*Brief*: Beneath this task is a listing; retype all of it exactly.
## Begin
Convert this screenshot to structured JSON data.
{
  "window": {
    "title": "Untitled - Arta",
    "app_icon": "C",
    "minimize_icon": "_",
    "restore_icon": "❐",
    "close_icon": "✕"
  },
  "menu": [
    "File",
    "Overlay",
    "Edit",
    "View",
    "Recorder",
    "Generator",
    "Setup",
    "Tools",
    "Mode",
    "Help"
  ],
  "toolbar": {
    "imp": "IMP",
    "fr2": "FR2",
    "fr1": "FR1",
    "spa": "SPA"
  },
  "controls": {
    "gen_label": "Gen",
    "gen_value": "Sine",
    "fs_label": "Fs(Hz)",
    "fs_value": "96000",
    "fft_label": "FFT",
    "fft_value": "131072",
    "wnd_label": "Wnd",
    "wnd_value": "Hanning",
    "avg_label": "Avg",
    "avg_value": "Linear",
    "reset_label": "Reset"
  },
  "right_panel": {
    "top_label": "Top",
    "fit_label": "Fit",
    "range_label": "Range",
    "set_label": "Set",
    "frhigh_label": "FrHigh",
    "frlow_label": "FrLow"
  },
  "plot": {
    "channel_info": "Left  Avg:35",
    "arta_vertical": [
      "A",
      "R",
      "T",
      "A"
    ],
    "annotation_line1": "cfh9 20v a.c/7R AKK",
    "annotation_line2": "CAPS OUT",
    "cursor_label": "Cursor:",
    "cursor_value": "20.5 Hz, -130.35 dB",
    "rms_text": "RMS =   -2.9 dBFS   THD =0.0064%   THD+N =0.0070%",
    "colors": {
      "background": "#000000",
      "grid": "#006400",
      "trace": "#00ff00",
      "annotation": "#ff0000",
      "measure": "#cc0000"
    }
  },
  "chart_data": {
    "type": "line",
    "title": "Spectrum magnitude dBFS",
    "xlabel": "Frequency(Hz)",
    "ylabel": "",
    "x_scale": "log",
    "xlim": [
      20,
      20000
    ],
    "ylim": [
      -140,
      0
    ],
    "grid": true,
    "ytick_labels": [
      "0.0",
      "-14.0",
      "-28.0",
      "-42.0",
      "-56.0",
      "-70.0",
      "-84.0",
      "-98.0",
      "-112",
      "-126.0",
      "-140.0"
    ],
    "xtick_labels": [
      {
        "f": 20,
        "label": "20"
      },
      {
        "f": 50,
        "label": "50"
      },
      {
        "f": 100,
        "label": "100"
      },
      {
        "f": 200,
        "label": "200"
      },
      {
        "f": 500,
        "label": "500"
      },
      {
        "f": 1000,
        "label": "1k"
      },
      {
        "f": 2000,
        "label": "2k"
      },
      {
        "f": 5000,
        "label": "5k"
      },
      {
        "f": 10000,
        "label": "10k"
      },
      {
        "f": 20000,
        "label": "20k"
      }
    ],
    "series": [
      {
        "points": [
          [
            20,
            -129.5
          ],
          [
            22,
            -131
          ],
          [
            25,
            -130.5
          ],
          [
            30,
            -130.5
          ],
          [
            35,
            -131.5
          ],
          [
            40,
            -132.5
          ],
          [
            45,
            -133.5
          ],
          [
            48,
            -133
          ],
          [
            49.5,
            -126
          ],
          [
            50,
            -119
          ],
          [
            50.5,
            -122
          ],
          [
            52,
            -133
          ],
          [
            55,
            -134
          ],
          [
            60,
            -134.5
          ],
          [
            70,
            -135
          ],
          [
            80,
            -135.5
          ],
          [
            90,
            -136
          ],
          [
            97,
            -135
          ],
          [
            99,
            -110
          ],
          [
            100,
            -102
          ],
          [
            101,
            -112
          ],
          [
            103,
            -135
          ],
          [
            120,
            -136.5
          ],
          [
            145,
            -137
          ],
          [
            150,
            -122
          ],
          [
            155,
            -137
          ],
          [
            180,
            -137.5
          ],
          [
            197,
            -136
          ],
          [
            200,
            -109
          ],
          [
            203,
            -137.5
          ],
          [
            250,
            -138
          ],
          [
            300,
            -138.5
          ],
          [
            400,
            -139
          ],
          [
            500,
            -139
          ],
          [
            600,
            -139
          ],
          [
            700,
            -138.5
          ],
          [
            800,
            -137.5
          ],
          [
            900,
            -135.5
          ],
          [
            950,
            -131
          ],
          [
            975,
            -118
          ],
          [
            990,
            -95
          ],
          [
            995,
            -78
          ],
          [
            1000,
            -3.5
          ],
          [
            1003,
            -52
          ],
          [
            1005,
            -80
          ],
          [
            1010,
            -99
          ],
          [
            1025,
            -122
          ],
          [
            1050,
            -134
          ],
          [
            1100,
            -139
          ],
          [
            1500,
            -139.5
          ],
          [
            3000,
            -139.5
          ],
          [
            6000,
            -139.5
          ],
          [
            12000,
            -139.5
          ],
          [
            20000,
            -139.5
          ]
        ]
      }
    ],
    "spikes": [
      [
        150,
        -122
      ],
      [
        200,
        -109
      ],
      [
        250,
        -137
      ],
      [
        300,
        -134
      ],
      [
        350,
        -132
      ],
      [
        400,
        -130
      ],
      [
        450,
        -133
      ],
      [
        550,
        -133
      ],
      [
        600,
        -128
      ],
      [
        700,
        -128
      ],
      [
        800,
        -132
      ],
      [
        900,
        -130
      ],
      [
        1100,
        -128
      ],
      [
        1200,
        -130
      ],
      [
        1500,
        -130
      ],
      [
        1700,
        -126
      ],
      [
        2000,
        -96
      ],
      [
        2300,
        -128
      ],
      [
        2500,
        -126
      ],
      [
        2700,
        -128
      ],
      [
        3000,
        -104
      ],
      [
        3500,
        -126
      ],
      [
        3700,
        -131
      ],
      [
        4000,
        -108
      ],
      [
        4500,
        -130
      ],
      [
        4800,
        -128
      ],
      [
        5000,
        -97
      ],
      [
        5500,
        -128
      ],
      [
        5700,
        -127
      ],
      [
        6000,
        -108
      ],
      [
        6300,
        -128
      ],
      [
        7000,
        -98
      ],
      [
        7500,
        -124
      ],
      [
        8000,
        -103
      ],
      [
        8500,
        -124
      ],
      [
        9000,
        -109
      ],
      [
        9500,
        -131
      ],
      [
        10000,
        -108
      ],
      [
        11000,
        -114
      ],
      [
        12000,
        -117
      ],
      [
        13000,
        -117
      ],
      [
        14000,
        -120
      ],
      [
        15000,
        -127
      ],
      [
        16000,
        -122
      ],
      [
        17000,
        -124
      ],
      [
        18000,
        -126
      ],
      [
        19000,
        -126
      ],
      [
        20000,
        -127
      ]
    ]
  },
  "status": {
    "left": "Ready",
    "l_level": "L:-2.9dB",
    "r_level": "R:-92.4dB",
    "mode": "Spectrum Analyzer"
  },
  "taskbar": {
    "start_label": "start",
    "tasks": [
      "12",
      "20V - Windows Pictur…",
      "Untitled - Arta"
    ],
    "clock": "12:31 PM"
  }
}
## End
*Answer*:
Convert this screenshot to structured JSON data.
{
  "window": {
    "title": "Untitled - Arta",
    "app_icon": "C",
    "minimize_icon": "_",
    "restore_icon": "❐",
    "close_icon": "✕"
  },
  "menu": [
    "File",
    "Overlay",
    "Edit",
    "View",
    "Recorder",
    "Generator",
    "Setup",
    "Tools",
    "Mode",
    "Help"
  ],
  "toolbar": {
    "imp": "IMP",
    "fr2": "FR2",
    "fr1": "FR1",
    "spa": "SPA"
  },
  "controls": {
    "gen_label": "Gen",
    "gen_value": "Sine",
    "fs_label": "Fs(Hz)",
    "fs_value": "96000",
    "fft_label": "FFT",
    "fft_value": "131072",
    "wnd_label": "Wnd",
    "wnd_value": "Hanning",
    "avg_label": "Avg",
    "avg_value": "Linear",
    "reset_label": "Reset"
  },
  "right_panel": {
    "top_label": "Top",
    "fit_label": "Fit",
    "range_label": "Range",
    "set_label": "Set",
    "frhigh_label": "FrHigh",
    "frlow_label": "FrLow"
  },
  "plot": {
    "channel_info": "Left  Avg:35",
    "arta_vertical": [
      "A",
      "R",
      "T",
      "A"
    ],
    "annotation_line1": "cfh9 20v a.c/7R AKK",
    "annotation_line2": "CAPS OUT",
    "cursor_label": "Cursor:",
    "cursor_value": "20.5 Hz, -130.35 dB",
    "rms_text": "RMS =   -2.9 dBFS   THD =0.0064%   THD+N =0.0070%",
    "colors": {
      "background": "#000000",
      "grid": "#006400",
      "trace": "#00ff00",
      "annotation": "#ff0000",
      "measure": "#cc0000"
    }
  },
  "chart_data": {
    "type": "line",
    "title": "Spectrum magnitude dBFS",
    "xlabel": "Frequency(Hz)",
    "ylabel": "",
    "x_scale": "log",
    "xlim": [
      20,
      20000
    ],
    "ylim": [
      -140,
      0
    ],
    "grid": true,
    "ytick_labels": [
      "0.0",
      "-14.0",
      "-28.0",
      "-42.0",
      "-56.0",
      "-70.0",
      "-84.0",
      "-98.0",
      "-112",
      "-126.0",
      "-140.0"
    ],
    "xtick_labels": [
      {
        "f": 20,
        "label": "20"
      },
      {
        "f": 50,
        "label": "50"
      },
      {
        "f": 100,
        "label": "100"
      },
      {
        "f": 200,
        "label": "200"
      },
      {
        "f": 500,
        "label": "500"
      },
      {
        "f": 1000,
        "label": "1k"
      },
      {
        "f": 2000,
        "label": "2k"
      },
      {
        "f": 5000,
        "label": "5k"
      },
      {
        "f": 10000,
        "label": "10k"
      },
      {
        "f": 20000,
        "label": "20k"
      }
    ],
    "series": [
      {
        "points": [
          [
            20,
            -129.5
          ],
          [
            22,
            -131
          ],
          [
            25,
            -130.5
          ],
          [
            30,
            -130.5
          ],
          [
            35,
            -131.5
          ],
          [
            40,
            -132.5
          ],
          [
            45,
            -133.5
          ],
          [
            48,
            -133
          ],
          [
            49.5,
            -126
          ],
          [
            50,
            -119
          ],
          [
            50.5,
            -122
          ],
          [
            52,
            -133
          ],
          [
            55,
            -134
          ],
          [
            60,
            -134.5
          ],
          [
            70,
            -135
          ],
          [
            80,
            -135.5
          ],
          [
            90,
            -136
          ],
          [
            97,
            -135
          ],
          [
            99,
            -110
          ],
          [
            100,
            -102
          ],
          [
            101,
            -112
          ],
          [
            103,
            -135
          ],
          [
            120,
            -136.5
          ],
          [
            145,
            -137
          ],
          [
            150,
            -122
          ],
          [
            155,
            -137
          ],
          [
            180,
            -137.5
          ],
          [
            197,
            -136
          ],
          [
            200,
            -109
          ],
          [
            203,
            -137.5
          ],
          [
            250,
            -138
          ],
          [
            300,
            -138.5
          ],
          [
            400,
            -139
          ],
          [
            500,
            -139
          ],
          [
            600,
            -139
          ],
          [
            700,
            -138.5
          ],
          [
            800,
            -137.5
          ],
          [
            900,
            -135.5
          ],
          [
            950,
            -131
          ],
          [
            975,
            -118
          ],
          [
            990,
            -95
          ],
          [
            995,
            -78
          ],
          [
            1000,
            -3.5
          ],
          [
            1003,
            -52
          ],
          [
            1005,
            -80
          ],
          [
            1010,
            -99
          ],
          [
            1025,
            -122
          ],
          [
            1050,
            -134
          ],
          [
            1100,
            -139
          ],
          [
            1500,
            -139.5
          ],
          [
            3000,
            -139.5
          ],
          [
            6000,
            -139.5
          ],
          [
            12000,
            -139.5
          ],
          [
            20000,
            -139.5
          ]
        ]
      }
    ],
    "spikes": [
      [
        150,
        -122
      ],
      [
        200,
        -109
      ],
      [
        250,
        -137
      ],
      [
        300,
        -134
      ],
      [
        350,
        -132
      ],
      [
        400,
        -130
      ],
      [
        450,
        -133
      ],
      [
        550,
        -133
      ],
      [
        600,
        -128
      ],
      [
        700,
        -128
      ],
      [
        800,
        -132
      ],
      [
        900,
        -130
      ],
      [
        1100,
        -128
      ],
      [
        1200,
        -130
      ],
      [
        1500,
        -130
      ],
      [
        1700,
        -126
      ],
      [
        2000,
        -96
      ],
      [
        2300,
        -128
      ],
      [
        2500,
        -126
      ],
      [
        2700,
        -128
      ],
      [
        3000,
        -104
      ],
      [
        3500,
        -126
      ],
      [
        3700,
        -131
      ],
      [
        4000,
        -108
      ],
      [
        4500,
        -130
      ],
      [
        4800,
        -128
      ],
      [
        5000,
        -97
      ],
      [
        5500,
        -128
      ],
      [
        5700,
        -127
      ],
      [
        6000,
        -108
      ],
      [
        6300,
        -128
      ],
      [
        7000,
        -98
      ],
      [
        7500,
        -124
      ],
      [
        8000,
        -103
      ],
      [
        8500,
        -124
      ],
      [
        9000,
        -109
      ],
      [
        9500,
        -131
      ],
      [
        10000,
        -108
      ],
      [
        11000,
        -114
      ],
      [
        12000,
        -117
      ],
      [
        13000,
        -117
      ],
      [
        14000,
        -120
      ],
      [
        15000,
        -127
      ],
      [
        16000,
        -122
      ],
      [
        17000,
        -124
      ],
      [
        18000,
        -126
      ],
      [
        19000,
        -126
      ],
      [
        20000,
        -127
      ]
    ]
  },
  "status": {
    "left": "Ready",
    "l_level": "L:-2.9dB",
    "r_level": "R:-92.4dB",
    "mode": "Spectrum Analyzer"
  },
  "taskbar": {
    "start_label": "start",
    "tasks": [
      "12",
      "20V - Windows Pictur…",
      "Untitled - Arta"
    ],
    "clock": "12:31 PM"
  }
}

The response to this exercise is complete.